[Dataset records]
..............................
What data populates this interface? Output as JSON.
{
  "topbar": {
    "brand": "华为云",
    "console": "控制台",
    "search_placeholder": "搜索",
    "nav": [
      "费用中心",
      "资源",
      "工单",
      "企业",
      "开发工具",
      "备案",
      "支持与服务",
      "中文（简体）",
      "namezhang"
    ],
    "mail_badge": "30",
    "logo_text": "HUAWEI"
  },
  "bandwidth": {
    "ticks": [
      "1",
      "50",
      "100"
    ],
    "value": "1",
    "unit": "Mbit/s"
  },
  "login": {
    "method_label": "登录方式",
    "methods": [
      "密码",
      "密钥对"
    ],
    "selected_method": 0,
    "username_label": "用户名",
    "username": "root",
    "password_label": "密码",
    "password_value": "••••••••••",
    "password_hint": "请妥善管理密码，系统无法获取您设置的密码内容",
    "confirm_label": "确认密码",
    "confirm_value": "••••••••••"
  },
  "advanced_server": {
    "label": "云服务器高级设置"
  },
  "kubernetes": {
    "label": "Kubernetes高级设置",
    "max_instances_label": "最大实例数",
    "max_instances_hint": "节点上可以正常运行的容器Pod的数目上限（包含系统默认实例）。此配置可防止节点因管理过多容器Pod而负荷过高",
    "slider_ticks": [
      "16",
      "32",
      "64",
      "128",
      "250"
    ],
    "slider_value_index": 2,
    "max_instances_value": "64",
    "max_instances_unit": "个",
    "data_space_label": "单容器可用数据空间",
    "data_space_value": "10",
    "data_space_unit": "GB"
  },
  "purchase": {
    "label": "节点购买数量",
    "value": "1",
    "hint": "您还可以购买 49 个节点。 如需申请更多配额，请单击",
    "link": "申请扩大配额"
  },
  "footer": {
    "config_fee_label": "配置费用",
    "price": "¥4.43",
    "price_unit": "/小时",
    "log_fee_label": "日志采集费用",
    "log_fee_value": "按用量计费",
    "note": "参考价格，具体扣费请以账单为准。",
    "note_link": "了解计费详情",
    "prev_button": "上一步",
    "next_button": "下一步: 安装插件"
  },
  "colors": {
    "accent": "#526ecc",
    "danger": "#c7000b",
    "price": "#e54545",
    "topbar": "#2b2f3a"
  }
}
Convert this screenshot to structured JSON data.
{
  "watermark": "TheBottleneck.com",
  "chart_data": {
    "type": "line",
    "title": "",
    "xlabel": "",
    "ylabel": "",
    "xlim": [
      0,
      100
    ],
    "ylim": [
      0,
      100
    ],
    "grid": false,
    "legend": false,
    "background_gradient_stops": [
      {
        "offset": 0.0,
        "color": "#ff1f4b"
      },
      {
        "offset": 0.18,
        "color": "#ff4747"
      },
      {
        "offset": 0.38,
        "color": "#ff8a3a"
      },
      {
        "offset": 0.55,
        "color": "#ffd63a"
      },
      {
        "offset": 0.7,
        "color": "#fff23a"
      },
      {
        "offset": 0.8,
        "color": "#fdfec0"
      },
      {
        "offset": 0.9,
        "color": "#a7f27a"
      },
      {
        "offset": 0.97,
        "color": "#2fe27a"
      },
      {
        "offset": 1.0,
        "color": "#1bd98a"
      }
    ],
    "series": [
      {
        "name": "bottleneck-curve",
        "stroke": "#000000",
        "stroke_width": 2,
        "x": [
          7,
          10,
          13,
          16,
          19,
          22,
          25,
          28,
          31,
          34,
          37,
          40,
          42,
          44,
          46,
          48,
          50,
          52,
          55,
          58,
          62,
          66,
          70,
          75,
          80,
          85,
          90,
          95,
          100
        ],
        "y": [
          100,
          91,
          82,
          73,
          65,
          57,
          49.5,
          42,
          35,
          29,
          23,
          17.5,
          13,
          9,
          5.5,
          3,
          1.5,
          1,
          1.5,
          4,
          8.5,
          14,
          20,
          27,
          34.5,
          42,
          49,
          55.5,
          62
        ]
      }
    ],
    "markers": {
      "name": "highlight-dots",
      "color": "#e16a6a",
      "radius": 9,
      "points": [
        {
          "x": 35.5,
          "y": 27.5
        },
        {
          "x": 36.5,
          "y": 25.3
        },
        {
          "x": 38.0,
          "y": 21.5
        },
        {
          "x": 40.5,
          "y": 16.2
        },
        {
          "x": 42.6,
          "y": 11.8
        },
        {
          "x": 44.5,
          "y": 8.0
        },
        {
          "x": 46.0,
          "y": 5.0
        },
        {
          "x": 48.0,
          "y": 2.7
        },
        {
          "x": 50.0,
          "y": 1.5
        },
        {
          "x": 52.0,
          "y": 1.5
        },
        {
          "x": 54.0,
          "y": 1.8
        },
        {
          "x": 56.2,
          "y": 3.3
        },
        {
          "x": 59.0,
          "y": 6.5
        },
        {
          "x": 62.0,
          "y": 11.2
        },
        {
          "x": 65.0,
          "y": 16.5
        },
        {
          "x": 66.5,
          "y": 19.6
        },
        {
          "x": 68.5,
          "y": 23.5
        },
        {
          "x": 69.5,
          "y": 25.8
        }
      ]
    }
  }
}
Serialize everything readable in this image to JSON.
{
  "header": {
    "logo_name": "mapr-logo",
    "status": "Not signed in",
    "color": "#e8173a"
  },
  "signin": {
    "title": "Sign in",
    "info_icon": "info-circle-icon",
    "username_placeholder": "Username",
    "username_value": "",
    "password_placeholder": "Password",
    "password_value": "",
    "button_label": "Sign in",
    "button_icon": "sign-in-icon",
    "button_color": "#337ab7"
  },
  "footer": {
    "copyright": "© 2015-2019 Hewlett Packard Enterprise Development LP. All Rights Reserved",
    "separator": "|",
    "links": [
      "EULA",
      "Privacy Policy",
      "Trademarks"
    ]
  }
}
..............................
• **Exercise aim**
Please reproduce every line of the material word for word.

• **Written reply**
What data populates this interface? Output as JSON.
{
  "topbar": {
    "brand": "华为云",
    "console": "控制台",
    "search_placeholder": "搜索",
    "nav": [
      "费用中心",
      "资源",
      "工单",
      "企业",
      "开发工具",
      "备案",
      "支持与服务",
      "中文（简体）",
      "namezhang"
    ],
    "mail_badge": "30",
    "logo_text": "HUAWEI"
  },
  "bandwidth": {
    "ticks": [
      "1",
      "50",
      "100"
    ],
    "value": "1",
    "unit": "Mbit/s"
  },
  "login": {
    "method_label": "登录方式",
    "methods": [
      "密码",
      "密钥对"
    ],
    "selected_method": 0,
    "username_label": "用户名",
    "username": "root",
    "password_label": "密码",
    "password_value": "••••••••••",
    "password_hint": "请妥善管理密码，系统无法获取您设置的密码内容",
    "confirm_label": "确认密码",
    "confirm_value": "••••••••••"
  },
  "advanced_server": {
    "label": "云服务器高级设置"
  },
  "kubernetes": {
    "label": "Kubernetes高级设置",
    "max_instances_label": "最大实例数",
    "max_instances_hint": "节点上可以正常运行的容器Pod的数目上限（包含系统默认实例）。此配置可防止节点因管理过多容器Pod而负荷过高",
    "slider_ticks": [
      "16",
      "32",
      "64",
      "128",
      "250"
    ],
    "slider_value_index": 2,
    "max_instances_value": "64",
    "max_instances_unit": "个",
    "data_space_label": "单容器可用数据空间",
    "data_space_value": "10",
    "data_space_unit": "GB"
  },
  "purchase": {
    "label": "节点购买数量",
    "value": "1",
    "hint": "您还可以购买 49 个节点。 如需申请更多配额，请单击",
    "link": "申请扩大配额"
  },
  "footer": {
    "config_fee_label": "配置费用",
    "price": "¥4.43",
    "price_unit": "/小时",
    "log_fee_label": "日志采集费用",
    "log_fee_value": "按用量计费",
    "note": "参考价格，具体扣费请以账单为准。",
    "note_link": "了解计费详情",
    "prev_button": "上一步",
    "next_button": "下一步: 安装插件"
  },
  "colors": {
    "accent": "#526ecc",
    "danger": "#c7000b",
    "price": "#e54545",
    "topbar": "#2b2f3a"
  }
}
Convert this screenshot to structured JSON data.
{
  "watermark": "TheBottleneck.com",
  "chart_data": {
    "type": "line",
    "title": "",
    "xlabel": "",
    "ylabel": "",
    "xlim": [
      0,
      100
    ],
    "ylim": [
      0,
      100
    ],
    "grid": false,
    "legend": false,
    "background_gradient_stops": [
      {
        "offset": 0.0,
        "color": "#ff1f4b"
      },
      {
        "offset": 0.18,
        "color": "#ff4747"
      },
      {
        "offset": 0.38,
        "color": "#ff8a3a"
      },
      {
        "offset": 0.55,
        "color": "#ffd63a"
      },
      {
        "offset": 0.7,
        "color": "#fff23a"
      },
      {
        "offset": 0.8,
        "color": "#fdfec0"
      },
      {
        "offset": 0.9,
        "color": "#a7f27a"
      },
      {
        "offset": 0.97,
        "color": "#2fe27a"
      },
      {
        "offset": 1.0,
        "color": "#1bd98a"
      }
    ],
    "series": [
      {
        "name": "bottleneck-curve",
        "stroke": "#000000",
        "stroke_width": 2,
        "x": [
          7,
          10,
          13,
          16,
          19,
          22,
          25,
          28,
          31,
          34,
          37,
          40,
          42,
          44,
          46,
          48,
          50,
          52,
          55,
          58,
          62,
          66,
          70,
          75,
          80,
          85,
          90,
          95,
          100
        ],
        "y": [
          100,
          91,
          82,
          73,
          65,
          57,
          49.5,
          42,
          35,
          29,
          23,
          17.5,
          13,
          9,
          5.5,
          3,
          1.5,
          1,
          1.5,
          4,
          8.5,
          14,
          20,
          27,
          34.5,
          42,
          49,
          55.5,
          62
        ]
      }
    ],
    "markers": {
      "name": "highlight-dots",
      "color": "#e16a6a",
      "radius": 9,
      "points": [
        {
          "x": 35.5,
          "y": 27.5
        },
        {
          "x": 36.5,
          "y": 25.3
        },
        {
          "x": 38.0,
          "y": 21.5
        },
        {
          "x": 40.5,
          "y": 16.2
        },
        {
          "x": 42.6,
          "y": 11.8
        },
        {
          "x": 44.5,
          "y": 8.0
        },
        {
          "x": 46.0,
          "y": 5.0
        },
        {
          "x": 48.0,
          "y": 2.7
        },
        {
          "x": 50.0,
          "y": 1.5
        },
        {
          "x": 52.0,
          "y": 1.5
        },
        {
          "x": 54.0,
          "y": 1.8
        },
        {
          "x": 56.2,
          "y": 3.3
        },
        {
          "x": 59.0,
          "y": 6.5
        },
        {
          "x": 62.0,
          "y": 11.2
        },
        {
          "x": 65.0,
          "y": 16.5
        },
        {
          "x": 66.5,
          "y": 19.6
        },
        {
          "x": 68.5,
          "y": 23.5
        },
        {
          "x": 69.5,
          "y": 25.8
        }
      ]
    }
  }
}
Serialize everything readable in this image to JSON.
{
  "header": {
    "logo_name": "mapr-logo",
    "status": "Not signed in",
    "color": "#e8173a"
  },
  "signin": {
    "title": "Sign in",
    "info_icon": "info-circle-icon",
    "username_placeholder": "Username",
    "username_value": "",
    "password_placeholder": "Password",
    "password_value": "",
    "button_label": "Sign in",
    "button_icon": "sign-in-icon",
    "button_color": "#337ab7"
  },
  "footer": {
    "copyright": "© 2015-2019 Hewlett Packard Enterprise Development LP. All Rights Reserved",
    "separator": "|",
    "links": [
      "EULA",
      "Privacy Policy",
      "Trademarks"
    ]
  }
}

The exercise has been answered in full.